## START Extracted material

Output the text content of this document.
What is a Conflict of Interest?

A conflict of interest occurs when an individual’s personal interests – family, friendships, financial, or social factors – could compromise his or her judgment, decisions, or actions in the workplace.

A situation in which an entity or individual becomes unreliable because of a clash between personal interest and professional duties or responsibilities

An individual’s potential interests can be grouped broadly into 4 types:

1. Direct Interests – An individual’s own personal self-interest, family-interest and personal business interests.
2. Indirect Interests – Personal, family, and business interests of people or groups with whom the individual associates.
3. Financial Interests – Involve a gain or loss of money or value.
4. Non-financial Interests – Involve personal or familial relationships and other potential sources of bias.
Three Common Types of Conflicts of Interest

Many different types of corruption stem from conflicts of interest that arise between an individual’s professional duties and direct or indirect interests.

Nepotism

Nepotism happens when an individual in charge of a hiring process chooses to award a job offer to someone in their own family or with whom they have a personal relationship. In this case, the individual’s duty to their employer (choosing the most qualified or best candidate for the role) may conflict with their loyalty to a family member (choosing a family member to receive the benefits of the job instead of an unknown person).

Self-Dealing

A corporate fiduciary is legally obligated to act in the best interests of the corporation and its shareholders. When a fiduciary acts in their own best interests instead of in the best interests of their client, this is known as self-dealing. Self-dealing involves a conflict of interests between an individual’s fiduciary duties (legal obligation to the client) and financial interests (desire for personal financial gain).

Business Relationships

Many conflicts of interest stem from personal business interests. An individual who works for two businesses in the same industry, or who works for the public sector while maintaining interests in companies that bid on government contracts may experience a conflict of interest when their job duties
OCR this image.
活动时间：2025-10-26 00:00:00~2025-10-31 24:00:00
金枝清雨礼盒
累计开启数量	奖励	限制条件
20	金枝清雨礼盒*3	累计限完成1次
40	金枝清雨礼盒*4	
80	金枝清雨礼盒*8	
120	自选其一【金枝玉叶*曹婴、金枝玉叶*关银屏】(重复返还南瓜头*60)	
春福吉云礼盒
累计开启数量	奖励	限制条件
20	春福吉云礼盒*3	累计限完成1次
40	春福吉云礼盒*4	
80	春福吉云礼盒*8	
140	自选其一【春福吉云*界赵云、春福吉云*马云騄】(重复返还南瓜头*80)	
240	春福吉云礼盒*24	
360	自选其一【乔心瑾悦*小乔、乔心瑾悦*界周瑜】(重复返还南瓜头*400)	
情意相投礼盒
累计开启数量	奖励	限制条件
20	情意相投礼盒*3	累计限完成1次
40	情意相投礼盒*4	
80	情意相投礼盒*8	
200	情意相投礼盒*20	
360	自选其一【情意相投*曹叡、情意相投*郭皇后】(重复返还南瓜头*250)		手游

## END Extracted material

Directive:
Restate each record word for word.

Response below:
Output the text content of this document.
What is a Conflict of Interest?

A conflict of interest occurs when an individual’s personal interests – family, friendships, financial, or social factors – could compromise his or her judgment, decisions, or actions in the workplace.

A situation in which an entity or individual becomes unreliable because of a clash between personal interest and professional duties or responsibilities

An individual’s potential interests can be grouped broadly into 4 types:

1. Direct Interests – An individual’s own personal self-interest, family-interest and personal business interests.
2. Indirect Interests – Personal, family, and business interests of people or groups with whom the individual associates.
3. Financial Interests – Involve a gain or loss of money or value.
4. Non-financial Interests – Involve personal or familial relationships and other potential sources of bias.
Three Common Types of Conflicts of Interest

Many different types of corruption stem from conflicts of interest that arise between an individual’s professional duties and direct or indirect interests.

Nepotism

Nepotism happens when an individual in charge of a hiring process chooses to award a job offer to someone in their own family or with whom they have a personal relationship. In this case, the individual’s duty to their employer (choosing the most qualified or best candidate for the role) may conflict with their loyalty to a family member (choosing a family member to receive the benefits of the job instead of an unknown person).

Self-Dealing

A corporate fiduciary is legally obligated to act in the best interests of the corporation and its shareholders. When a fiduciary acts in their own best interests instead of in the best interests of their client, this is known as self-dealing. Self-dealing involves a conflict of interests between an individual’s fiduciary duties (legal obligation to the client) and financial interests (desire for personal financial gain).

Business Relationships

Many conflicts of interest stem from personal business interests. An individual who works for two businesses in the same industry, or who works for the public sector while maintaining interests in companies that bid on government contracts may experience a conflict of interest when their job duties
OCR this image.
活动时间：2025-10-26 00:00:00~2025-10-31 24:00:00
金枝清雨礼盒
累计开启数量	奖励	限制条件
20	金枝清雨礼盒*3	累计限完成1次
40	金枝清雨礼盒*4	
80	金枝清雨礼盒*8	
120	自选其一【金枝玉叶*曹婴、金枝玉叶*关银屏】(重复返还南瓜头*60)	
春福吉云礼盒
累计开启数量	奖励	限制条件
20	春福吉云礼盒*3	累计限完成1次
40	春福吉云礼盒*4	
80	春福吉云礼盒*8	
140	自选其一【春福吉云*界赵云、春福吉云*马云騄】(重复返还南瓜头*80)	
240	春福吉云礼盒*24	
360	自选其一【乔心瑾悦*小乔、乔心瑾悦*界周瑜】(重复返还南瓜头*400)	
情意相投礼盒
累计开启数量	奖励	限制条件
20	情意相投礼盒*3	累计限完成1次
40	情意相投礼盒*4	
80	情意相投礼盒*8	
200	情意相投礼盒*20	
360	自选其一【情意相投*曹叡、情意相投*郭皇后】(重复返还南瓜头*250)		手游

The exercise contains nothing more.